• [WRITTEN TASK]
Among the entries, which lines carry the string "Impedance"? Copy each of them.

• [DATASET CONTENT]
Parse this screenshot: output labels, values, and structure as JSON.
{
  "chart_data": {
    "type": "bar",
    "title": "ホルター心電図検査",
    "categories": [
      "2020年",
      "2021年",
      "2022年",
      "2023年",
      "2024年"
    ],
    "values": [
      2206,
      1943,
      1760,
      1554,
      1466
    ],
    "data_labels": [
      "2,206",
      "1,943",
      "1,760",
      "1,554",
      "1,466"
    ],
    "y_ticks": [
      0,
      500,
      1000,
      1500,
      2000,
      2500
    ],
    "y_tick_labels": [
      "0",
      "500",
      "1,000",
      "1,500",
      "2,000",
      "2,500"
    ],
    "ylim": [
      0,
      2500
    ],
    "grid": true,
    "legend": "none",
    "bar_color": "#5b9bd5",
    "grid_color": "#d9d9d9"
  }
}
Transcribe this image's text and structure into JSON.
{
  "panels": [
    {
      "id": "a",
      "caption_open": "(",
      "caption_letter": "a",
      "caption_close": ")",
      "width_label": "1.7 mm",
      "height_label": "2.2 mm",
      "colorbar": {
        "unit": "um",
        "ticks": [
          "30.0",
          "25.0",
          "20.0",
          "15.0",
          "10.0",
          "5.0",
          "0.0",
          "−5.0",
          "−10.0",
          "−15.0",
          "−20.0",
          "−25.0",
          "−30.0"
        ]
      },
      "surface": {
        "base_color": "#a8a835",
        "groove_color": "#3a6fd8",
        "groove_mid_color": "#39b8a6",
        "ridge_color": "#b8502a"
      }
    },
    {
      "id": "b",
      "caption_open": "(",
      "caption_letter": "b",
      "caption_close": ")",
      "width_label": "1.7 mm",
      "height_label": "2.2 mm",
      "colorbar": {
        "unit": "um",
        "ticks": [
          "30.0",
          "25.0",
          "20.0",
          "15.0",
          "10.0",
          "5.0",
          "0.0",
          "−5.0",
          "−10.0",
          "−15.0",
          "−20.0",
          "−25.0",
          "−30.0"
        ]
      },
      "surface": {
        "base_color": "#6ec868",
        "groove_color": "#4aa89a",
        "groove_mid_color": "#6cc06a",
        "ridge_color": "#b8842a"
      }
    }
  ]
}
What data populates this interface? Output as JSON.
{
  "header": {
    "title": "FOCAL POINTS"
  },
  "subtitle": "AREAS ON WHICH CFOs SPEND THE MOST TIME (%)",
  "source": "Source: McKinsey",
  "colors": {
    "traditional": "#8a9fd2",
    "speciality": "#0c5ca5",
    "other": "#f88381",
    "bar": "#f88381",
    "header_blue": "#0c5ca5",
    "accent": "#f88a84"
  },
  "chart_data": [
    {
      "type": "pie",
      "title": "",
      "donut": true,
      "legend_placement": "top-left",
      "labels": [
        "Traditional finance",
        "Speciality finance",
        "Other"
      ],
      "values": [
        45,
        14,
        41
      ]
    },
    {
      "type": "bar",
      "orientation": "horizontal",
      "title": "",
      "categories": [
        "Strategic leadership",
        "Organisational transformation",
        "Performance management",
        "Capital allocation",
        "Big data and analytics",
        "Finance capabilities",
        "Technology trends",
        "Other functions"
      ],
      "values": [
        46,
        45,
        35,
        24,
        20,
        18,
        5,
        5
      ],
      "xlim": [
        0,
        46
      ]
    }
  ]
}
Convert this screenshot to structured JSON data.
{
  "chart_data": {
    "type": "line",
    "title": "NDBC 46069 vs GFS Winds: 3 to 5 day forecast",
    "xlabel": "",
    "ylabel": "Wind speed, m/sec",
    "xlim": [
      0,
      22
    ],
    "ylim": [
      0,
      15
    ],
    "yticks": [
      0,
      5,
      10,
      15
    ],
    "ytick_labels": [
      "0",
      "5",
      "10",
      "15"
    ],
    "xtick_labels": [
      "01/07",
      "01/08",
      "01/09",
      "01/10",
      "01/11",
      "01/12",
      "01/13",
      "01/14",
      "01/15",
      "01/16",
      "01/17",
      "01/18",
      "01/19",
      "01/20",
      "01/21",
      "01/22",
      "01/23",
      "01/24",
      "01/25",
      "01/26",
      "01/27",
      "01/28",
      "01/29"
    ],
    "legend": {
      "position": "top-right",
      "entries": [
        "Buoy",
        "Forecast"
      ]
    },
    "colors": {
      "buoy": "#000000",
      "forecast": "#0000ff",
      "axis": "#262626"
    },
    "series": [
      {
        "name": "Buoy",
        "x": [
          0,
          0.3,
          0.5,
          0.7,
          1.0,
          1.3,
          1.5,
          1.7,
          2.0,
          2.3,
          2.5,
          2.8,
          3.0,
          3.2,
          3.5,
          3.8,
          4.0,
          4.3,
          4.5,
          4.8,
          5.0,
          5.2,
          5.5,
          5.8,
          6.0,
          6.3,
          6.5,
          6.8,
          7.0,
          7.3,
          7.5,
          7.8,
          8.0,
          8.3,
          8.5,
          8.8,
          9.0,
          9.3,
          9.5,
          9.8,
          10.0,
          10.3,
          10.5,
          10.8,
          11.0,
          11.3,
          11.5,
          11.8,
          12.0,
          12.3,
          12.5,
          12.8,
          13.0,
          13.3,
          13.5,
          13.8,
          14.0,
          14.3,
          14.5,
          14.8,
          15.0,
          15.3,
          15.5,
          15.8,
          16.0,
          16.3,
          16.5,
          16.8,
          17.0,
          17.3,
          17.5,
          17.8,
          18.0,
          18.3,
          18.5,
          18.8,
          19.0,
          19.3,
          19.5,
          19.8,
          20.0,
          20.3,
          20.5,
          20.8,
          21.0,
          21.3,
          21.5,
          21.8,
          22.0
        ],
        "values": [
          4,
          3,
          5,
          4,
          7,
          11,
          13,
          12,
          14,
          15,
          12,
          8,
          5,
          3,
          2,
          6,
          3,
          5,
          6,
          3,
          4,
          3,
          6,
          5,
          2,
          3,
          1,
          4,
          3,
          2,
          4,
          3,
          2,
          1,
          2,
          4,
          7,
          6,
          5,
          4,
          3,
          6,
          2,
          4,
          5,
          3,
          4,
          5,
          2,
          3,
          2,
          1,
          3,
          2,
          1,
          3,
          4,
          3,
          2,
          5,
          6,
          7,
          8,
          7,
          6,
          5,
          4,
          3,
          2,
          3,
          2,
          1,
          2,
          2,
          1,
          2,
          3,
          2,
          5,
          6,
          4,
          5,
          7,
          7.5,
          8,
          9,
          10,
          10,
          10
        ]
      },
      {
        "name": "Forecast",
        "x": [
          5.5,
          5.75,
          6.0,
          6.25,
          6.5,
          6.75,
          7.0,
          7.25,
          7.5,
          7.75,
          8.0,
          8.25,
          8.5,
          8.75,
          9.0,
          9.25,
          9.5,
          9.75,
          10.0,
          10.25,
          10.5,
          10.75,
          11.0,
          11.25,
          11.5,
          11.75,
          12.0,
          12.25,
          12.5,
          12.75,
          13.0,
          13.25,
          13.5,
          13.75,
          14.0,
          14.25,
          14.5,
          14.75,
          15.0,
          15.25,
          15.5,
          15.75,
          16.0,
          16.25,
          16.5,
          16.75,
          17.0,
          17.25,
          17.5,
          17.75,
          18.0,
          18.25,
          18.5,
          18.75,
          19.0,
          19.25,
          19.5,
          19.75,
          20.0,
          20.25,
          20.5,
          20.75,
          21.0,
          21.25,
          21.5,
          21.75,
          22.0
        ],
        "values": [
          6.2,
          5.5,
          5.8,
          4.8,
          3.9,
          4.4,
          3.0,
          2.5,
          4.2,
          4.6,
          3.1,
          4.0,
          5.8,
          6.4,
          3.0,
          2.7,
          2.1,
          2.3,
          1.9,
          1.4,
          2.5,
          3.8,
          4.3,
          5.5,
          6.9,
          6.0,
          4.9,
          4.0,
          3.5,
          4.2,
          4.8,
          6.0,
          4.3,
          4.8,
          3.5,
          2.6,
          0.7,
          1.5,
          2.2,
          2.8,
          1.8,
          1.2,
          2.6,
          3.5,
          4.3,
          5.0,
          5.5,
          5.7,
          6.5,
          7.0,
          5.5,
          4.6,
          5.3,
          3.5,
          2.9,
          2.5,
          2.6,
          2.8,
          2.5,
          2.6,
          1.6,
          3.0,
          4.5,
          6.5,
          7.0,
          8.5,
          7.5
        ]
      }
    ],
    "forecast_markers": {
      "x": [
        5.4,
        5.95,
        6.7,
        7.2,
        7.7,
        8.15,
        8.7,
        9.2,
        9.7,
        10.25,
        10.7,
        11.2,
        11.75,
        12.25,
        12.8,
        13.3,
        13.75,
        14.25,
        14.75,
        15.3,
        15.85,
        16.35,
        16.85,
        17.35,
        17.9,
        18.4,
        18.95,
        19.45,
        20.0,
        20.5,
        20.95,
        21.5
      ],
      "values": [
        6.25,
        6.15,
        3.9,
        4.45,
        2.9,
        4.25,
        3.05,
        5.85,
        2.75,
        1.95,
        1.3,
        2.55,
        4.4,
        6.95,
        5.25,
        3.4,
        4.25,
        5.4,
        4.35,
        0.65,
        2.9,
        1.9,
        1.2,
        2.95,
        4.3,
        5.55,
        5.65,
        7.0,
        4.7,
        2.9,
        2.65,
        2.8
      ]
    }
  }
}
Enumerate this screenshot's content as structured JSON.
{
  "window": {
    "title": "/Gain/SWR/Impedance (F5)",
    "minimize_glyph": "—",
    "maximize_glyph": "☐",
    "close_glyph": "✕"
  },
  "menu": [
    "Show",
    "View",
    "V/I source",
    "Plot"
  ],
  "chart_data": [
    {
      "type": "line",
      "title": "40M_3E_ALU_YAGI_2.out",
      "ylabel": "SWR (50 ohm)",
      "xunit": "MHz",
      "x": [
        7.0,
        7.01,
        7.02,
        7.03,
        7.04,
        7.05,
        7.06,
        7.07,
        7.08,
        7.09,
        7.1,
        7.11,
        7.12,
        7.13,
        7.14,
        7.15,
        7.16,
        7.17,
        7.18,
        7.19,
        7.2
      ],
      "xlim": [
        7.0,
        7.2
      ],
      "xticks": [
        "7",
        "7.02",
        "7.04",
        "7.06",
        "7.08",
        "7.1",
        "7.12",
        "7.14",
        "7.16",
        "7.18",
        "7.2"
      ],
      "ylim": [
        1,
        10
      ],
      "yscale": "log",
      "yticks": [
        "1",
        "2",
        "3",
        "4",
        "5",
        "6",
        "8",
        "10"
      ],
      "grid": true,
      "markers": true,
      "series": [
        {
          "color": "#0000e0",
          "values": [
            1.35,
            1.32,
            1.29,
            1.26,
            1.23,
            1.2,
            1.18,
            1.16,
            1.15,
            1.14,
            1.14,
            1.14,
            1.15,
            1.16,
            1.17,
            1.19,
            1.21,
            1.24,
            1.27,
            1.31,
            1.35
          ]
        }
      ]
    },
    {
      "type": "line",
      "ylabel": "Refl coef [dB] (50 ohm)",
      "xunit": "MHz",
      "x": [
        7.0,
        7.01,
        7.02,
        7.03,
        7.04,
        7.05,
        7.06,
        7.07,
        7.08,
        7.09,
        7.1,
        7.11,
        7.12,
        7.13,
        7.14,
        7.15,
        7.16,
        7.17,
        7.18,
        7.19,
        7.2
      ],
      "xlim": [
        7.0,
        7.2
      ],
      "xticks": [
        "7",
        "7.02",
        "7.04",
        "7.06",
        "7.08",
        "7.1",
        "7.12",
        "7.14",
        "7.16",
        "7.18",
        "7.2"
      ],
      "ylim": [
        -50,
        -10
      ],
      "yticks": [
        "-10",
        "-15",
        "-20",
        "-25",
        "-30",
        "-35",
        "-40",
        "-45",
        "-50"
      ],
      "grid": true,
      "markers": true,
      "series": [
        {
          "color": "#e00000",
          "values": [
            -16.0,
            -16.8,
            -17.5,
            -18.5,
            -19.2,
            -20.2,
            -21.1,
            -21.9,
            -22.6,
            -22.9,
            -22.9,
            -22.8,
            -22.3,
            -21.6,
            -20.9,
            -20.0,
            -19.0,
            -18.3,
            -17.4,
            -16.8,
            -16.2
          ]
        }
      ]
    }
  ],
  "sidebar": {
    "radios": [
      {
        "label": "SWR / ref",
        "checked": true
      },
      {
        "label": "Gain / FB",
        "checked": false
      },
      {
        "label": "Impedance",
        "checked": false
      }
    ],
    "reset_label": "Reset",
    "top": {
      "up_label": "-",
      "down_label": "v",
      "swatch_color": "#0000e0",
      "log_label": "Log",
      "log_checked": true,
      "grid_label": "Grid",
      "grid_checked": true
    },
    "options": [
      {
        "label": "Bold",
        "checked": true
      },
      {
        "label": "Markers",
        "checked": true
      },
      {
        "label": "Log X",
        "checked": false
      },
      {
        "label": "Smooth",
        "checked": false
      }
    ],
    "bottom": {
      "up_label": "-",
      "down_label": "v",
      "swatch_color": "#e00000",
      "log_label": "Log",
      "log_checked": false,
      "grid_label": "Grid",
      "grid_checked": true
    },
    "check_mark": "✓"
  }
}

• [ANSWER TO THIS TASK]
    "title": "/Gain/SWR/Impedance (F5)",
        "label": "Impedance",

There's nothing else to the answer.